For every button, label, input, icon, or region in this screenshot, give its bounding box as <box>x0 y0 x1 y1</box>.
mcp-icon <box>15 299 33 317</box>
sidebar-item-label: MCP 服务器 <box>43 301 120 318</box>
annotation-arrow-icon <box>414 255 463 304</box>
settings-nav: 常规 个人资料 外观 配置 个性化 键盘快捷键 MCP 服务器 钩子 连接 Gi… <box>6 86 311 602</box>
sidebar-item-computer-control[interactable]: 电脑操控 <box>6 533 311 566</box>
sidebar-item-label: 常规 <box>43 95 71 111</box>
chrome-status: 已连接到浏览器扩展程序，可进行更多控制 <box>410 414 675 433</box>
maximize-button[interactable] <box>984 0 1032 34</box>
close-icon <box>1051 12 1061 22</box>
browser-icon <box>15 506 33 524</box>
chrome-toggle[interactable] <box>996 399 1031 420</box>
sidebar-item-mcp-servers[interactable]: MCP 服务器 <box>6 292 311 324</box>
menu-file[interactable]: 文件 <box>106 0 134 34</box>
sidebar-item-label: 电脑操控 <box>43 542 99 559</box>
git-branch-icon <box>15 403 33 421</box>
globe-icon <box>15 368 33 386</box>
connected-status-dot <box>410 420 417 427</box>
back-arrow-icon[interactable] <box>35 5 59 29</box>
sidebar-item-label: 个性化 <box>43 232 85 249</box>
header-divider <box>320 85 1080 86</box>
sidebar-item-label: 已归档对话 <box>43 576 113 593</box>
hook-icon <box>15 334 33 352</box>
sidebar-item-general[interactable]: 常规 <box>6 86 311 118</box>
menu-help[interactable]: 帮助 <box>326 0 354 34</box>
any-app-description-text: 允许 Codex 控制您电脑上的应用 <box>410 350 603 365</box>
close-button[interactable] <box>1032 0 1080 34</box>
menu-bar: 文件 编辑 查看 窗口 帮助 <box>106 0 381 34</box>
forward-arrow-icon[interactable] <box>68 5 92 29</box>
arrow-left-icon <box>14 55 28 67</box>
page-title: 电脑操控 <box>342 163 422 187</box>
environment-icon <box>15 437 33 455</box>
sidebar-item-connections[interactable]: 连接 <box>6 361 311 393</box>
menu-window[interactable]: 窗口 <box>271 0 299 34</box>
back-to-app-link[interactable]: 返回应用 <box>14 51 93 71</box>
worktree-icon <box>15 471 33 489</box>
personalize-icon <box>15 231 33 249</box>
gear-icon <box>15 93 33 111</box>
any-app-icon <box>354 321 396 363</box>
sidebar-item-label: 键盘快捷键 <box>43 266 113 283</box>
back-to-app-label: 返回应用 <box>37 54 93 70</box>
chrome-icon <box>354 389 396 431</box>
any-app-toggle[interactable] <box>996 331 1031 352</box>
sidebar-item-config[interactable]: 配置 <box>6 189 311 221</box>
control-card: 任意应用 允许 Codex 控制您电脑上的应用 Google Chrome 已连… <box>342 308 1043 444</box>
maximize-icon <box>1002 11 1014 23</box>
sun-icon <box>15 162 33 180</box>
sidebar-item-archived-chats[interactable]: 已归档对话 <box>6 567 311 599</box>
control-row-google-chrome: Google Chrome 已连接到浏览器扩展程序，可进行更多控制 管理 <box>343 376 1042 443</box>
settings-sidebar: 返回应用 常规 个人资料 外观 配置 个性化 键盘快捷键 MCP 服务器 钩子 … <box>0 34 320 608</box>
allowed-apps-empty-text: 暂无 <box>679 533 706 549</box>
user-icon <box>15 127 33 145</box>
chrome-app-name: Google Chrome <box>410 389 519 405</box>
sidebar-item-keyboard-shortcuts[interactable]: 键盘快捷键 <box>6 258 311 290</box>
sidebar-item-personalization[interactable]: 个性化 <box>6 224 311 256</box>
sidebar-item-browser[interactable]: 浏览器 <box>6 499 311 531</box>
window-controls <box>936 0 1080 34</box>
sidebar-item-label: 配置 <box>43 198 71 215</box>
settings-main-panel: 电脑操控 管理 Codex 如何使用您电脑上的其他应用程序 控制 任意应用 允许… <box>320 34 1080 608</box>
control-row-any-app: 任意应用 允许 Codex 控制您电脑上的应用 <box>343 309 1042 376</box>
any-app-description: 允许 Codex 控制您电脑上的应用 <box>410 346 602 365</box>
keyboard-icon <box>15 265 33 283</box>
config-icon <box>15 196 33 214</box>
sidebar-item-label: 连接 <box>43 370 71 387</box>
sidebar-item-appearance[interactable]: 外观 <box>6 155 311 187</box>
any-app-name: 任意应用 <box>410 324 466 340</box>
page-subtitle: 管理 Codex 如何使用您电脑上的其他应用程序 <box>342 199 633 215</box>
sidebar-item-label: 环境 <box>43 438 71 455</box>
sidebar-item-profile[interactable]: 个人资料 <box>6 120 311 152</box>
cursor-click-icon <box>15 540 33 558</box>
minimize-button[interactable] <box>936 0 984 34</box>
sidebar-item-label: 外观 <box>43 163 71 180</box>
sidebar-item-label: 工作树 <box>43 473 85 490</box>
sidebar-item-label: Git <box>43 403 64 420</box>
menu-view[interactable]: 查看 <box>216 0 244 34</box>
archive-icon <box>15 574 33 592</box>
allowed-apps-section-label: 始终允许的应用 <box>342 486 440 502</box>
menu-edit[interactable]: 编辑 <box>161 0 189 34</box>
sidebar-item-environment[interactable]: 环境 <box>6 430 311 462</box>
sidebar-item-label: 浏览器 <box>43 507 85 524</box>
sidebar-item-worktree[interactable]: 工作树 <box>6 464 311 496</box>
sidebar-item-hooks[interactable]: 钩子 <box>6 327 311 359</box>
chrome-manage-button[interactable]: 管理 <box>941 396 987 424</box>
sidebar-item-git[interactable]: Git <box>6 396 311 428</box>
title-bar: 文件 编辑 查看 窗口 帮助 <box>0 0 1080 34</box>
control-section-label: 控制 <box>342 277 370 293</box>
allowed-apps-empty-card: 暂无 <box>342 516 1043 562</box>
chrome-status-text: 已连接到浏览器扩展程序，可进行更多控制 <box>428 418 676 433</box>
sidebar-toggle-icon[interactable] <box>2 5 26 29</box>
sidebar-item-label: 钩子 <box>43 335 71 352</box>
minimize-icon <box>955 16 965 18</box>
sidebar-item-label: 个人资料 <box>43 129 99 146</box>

Exercise directions => Count the lines in the material above that contain the string "close". Give only the number.

Output for this exercise => 2